BEGIN RECORDS PROVIDED

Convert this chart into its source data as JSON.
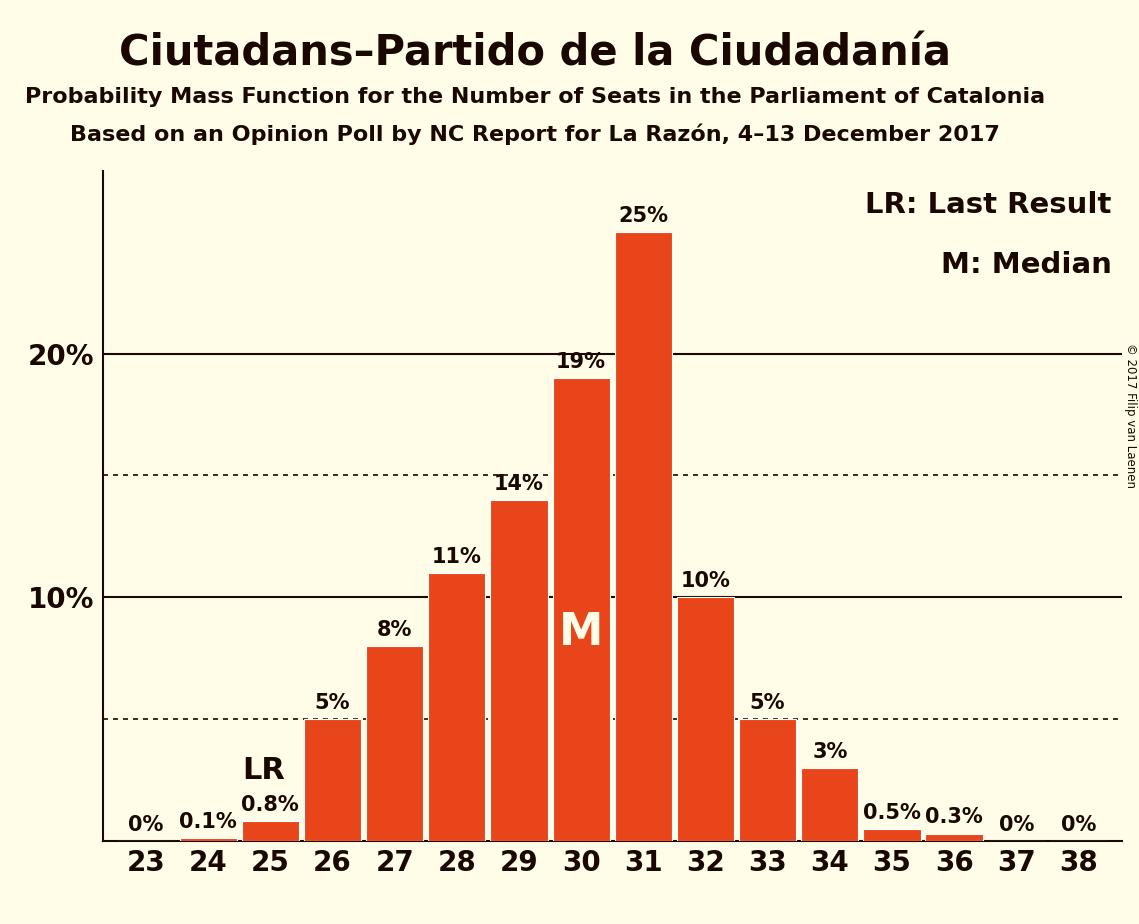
{
  "seats": [
    23,
    24,
    25,
    26,
    27,
    28,
    29,
    30,
    31,
    32,
    33,
    34,
    35,
    36,
    37,
    38
  ],
  "probabilities": [
    0.0,
    0.1,
    0.8,
    5.0,
    8.0,
    11.0,
    14.0,
    19.0,
    25.0,
    10.0,
    5.0,
    3.0,
    0.5,
    0.3,
    0.0,
    0.0
  ],
  "bar_color": "#e8451a",
  "background_color": "#fffde8",
  "title": "Ciutadans–Partido de la Ciudadanía",
  "subtitle1": "Probability Mass Function for the Number of Seats in the Parliament of Catalonia",
  "subtitle2": "Based on an Opinion Poll by NC Report for La Razón, 4–13 December 2017",
  "xlim": [
    22.3,
    38.7
  ],
  "ylim": [
    0,
    27.5
  ],
  "dotted_lines": [
    5,
    15
  ],
  "solid_lines": [
    10,
    20
  ],
  "LR_seat": 25,
  "Median_seat": 30,
  "title_fontsize": 30,
  "subtitle_fontsize": 16,
  "tick_fontsize": 20,
  "bar_label_fontsize": 15,
  "annotation_fontsize": 22,
  "legend_fontsize": 21,
  "copyright_text": "© 2017 Filip van Laenen",
  "bar_label_format": [
    "0%",
    "0.1%",
    "0.8%",
    "5%",
    "8%",
    "11%",
    "14%",
    "19%",
    "25%",
    "10%",
    "5%",
    "3%",
    "0.5%",
    "0.3%",
    "0%",
    "0%"
  ],
  "title_color": "#1a0800",
  "text_color": "#1a0800",
  "axis_color": "#1a0800"
}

END RECORDS PROVIDED

--- WHAT THE EXERCISE ASKS ---
Leave out the pictures and give the rest of the records again exactly.

--- WRITTEN REPLY ---
Convert this chart into its source data as JSON.
{
  "seats": [
    23,
    24,
    25,
    26,
    27,
    28,
    29,
    30,
    31,
    32,
    33,
    34,
    35,
    36,
    37,
    38
  ],
  "probabilities": [
    0.0,
    0.1,
    0.8,
    5.0,
    8.0,
    11.0,
    14.0,
    19.0,
    25.0,
    10.0,
    5.0,
    3.0,
    0.5,
    0.3,
    0.0,
    0.0
  ],
  "bar_color": "#e8451a",
  "background_color": "#fffde8",
  "title": "Ciutadans–Partido de la Ciudadanía",
  "subtitle1": "Probability Mass Function for the Number of Seats in the Parliament of Catalonia",
  "subtitle2": "Based on an Opinion Poll by NC Report for La Razón, 4–13 December 2017",
  "xlim": [
    22.3,
    38.7
  ],
  "ylim": [
    0,
    27.5
  ],
  "dotted_lines": [
    5,
    15
  ],
  "solid_lines": [
    10,
    20
  ],
  "LR_seat": 25,
  "Median_seat": 30,
  "title_fontsize": 30,
  "subtitle_fontsize": 16,
  "tick_fontsize": 20,
  "bar_label_fontsize": 15,
  "annotation_fontsize": 22,
  "legend_fontsize": 21,
  "copyright_text": "© 2017 Filip van Laenen",
  "bar_label_format": [
    "0%",
    "0.1%",
    "0.8%",
    "5%",
    "8%",
    "11%",
    "14%",
    "19%",
    "25%",
    "10%",
    "5%",
    "3%",
    "0.5%",
    "0.3%",
    "0%",
    "0%"
  ],
  "title_color": "#1a0800",
  "text_color": "#1a0800",
  "axis_color": "#1a0800"
}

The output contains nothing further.